### SHORT TASK
Using the listing beneath this task, count the lines with the word "title" and write only the result.

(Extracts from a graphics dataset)
---*---
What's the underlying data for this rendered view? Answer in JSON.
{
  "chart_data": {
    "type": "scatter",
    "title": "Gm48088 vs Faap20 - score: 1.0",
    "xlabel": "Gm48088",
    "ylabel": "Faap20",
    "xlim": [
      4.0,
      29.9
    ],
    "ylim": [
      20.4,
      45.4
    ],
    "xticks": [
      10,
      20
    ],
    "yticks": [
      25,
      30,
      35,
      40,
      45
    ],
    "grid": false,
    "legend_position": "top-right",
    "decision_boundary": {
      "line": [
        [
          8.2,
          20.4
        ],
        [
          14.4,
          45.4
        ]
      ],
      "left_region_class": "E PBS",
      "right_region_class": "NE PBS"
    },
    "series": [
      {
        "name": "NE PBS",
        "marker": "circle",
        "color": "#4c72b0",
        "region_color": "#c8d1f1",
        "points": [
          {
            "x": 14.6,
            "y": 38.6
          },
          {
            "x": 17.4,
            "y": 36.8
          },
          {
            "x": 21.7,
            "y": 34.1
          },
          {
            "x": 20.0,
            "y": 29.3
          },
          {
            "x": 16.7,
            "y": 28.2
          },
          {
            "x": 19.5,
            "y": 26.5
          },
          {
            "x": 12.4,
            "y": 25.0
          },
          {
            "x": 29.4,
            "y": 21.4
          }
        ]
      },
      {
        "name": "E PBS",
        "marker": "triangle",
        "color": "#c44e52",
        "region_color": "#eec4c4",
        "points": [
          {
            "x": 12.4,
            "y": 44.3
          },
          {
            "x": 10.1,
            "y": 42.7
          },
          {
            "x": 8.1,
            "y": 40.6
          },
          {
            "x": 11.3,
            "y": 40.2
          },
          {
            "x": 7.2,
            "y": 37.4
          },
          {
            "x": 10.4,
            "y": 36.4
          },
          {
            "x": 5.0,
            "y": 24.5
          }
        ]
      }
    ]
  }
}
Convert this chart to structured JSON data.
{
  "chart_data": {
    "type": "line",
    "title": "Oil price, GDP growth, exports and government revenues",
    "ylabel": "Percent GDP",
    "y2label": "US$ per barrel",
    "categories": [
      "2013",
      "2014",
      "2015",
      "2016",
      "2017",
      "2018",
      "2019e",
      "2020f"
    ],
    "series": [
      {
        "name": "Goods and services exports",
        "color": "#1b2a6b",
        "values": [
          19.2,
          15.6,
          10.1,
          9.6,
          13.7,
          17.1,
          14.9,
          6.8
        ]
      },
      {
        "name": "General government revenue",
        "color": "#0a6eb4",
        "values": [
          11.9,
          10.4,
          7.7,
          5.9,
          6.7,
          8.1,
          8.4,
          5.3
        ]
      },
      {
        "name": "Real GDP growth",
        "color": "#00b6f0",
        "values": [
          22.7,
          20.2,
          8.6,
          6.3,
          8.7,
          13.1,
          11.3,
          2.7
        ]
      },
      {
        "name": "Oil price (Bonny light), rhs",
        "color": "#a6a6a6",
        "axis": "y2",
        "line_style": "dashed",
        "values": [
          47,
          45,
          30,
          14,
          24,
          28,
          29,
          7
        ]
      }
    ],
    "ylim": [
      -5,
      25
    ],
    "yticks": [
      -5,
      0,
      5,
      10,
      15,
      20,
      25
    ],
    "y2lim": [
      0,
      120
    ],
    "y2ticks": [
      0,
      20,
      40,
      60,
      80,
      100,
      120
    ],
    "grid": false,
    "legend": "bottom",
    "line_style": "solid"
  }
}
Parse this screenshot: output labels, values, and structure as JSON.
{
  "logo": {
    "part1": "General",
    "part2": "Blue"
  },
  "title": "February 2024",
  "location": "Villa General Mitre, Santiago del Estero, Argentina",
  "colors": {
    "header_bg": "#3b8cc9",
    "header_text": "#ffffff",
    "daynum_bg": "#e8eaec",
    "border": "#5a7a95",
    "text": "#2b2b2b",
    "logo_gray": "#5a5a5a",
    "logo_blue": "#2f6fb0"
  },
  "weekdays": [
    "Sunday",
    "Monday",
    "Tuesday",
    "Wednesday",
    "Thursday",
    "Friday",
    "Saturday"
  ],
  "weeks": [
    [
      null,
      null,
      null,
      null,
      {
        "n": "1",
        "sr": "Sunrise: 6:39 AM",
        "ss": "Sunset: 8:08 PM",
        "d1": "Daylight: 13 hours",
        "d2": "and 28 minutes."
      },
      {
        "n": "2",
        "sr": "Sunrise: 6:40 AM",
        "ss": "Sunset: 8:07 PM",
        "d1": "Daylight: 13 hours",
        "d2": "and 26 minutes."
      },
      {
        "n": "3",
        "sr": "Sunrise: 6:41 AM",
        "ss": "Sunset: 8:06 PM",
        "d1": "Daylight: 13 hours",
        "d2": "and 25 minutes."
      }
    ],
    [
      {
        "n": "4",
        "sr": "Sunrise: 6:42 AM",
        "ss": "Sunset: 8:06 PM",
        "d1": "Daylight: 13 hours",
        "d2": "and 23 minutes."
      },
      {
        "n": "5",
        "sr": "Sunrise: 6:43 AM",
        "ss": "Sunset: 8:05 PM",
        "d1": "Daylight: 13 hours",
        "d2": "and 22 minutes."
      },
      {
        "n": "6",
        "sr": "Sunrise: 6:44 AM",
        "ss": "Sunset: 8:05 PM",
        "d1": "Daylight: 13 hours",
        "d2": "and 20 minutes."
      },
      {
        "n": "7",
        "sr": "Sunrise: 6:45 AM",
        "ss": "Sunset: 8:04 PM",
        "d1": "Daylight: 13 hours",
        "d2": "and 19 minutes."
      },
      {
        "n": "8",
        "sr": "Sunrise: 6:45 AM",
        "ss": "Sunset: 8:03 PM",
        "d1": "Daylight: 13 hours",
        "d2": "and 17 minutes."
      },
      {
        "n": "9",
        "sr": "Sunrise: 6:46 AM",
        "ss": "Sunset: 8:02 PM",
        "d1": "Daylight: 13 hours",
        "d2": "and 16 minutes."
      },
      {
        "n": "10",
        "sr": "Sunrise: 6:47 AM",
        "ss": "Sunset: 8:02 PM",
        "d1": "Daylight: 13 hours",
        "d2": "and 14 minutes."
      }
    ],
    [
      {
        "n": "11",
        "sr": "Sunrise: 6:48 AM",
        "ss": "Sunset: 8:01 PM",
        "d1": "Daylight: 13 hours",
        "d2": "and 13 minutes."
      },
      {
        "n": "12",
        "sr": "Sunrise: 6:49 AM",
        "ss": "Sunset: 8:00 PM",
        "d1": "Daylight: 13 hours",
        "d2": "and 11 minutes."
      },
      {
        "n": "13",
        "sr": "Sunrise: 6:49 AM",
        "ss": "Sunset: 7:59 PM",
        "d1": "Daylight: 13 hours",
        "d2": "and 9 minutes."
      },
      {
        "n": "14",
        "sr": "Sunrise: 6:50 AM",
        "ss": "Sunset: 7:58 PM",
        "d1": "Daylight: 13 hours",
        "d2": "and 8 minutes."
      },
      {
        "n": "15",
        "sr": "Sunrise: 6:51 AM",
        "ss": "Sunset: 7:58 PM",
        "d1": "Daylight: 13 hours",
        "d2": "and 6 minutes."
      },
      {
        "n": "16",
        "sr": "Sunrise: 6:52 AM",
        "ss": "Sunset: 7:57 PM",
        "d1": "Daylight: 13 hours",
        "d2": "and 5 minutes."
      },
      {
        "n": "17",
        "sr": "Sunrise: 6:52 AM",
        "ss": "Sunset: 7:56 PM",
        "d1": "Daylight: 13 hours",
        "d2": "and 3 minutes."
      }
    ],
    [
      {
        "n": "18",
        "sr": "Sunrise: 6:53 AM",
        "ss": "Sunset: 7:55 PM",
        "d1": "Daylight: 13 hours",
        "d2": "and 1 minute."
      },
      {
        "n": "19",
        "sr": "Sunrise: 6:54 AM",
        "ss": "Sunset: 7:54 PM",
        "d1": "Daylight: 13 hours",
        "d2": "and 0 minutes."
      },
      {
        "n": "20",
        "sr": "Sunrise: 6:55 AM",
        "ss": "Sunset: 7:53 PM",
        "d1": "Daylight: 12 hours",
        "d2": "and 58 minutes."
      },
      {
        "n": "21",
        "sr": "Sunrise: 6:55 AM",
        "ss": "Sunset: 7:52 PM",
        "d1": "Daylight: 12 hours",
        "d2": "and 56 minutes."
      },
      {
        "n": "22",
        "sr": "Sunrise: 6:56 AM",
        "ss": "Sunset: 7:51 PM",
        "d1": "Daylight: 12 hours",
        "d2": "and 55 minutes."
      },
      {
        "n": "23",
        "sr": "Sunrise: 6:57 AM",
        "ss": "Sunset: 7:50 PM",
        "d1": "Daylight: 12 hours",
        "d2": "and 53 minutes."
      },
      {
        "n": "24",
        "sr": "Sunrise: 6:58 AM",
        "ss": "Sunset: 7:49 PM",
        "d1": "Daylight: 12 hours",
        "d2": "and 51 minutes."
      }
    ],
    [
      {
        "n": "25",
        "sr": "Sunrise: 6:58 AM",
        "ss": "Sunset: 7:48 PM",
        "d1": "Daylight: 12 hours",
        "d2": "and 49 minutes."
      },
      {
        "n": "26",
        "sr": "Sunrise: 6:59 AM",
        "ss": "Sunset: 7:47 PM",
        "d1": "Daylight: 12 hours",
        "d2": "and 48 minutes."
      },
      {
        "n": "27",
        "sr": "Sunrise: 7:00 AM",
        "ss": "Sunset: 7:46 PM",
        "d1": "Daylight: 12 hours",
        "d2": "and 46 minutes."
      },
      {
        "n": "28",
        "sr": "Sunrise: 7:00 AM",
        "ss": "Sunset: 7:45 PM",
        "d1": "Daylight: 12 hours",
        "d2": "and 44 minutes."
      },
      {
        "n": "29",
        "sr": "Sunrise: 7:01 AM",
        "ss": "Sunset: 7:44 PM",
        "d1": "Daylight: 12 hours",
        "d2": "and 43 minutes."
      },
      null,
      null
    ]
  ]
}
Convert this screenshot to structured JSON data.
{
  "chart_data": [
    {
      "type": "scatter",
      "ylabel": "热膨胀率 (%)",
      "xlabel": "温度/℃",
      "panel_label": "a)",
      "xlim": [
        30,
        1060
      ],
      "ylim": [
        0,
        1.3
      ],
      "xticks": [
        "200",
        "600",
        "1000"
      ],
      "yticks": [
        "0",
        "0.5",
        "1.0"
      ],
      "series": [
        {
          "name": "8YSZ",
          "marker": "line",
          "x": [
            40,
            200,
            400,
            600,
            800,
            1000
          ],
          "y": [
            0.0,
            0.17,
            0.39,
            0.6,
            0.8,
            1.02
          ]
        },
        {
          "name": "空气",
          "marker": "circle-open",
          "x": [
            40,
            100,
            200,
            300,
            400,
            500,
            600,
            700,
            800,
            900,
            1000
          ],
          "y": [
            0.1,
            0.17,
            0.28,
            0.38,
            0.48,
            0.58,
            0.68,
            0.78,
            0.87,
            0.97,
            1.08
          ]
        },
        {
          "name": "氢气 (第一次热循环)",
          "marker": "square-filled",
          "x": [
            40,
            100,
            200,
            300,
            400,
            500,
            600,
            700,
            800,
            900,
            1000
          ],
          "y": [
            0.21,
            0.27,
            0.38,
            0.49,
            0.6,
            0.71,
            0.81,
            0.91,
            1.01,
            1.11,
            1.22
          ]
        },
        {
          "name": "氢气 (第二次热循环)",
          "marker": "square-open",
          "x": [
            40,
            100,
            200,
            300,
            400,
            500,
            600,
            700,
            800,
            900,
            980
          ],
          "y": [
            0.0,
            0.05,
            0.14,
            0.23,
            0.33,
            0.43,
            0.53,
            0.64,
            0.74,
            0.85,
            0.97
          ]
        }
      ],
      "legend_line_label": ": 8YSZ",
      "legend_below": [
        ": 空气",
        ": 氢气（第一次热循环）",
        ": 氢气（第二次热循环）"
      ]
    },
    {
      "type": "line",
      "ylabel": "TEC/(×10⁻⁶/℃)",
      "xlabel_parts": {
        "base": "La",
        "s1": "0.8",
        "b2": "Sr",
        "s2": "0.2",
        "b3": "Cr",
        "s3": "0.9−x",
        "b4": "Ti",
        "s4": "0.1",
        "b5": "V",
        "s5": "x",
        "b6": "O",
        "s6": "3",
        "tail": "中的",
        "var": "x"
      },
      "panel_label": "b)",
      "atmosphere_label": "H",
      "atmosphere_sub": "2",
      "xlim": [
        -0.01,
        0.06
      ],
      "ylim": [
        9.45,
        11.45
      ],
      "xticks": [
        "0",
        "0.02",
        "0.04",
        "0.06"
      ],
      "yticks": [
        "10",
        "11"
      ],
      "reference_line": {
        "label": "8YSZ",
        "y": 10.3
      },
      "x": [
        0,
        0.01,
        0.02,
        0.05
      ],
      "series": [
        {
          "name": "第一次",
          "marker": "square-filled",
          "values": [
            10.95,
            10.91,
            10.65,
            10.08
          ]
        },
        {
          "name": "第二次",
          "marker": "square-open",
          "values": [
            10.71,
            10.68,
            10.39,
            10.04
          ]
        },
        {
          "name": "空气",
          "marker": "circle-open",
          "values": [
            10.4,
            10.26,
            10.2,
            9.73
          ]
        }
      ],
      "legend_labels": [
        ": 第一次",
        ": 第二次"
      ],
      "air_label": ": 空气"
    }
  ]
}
---*---
### SOLUTION TO THE EXERCISE
3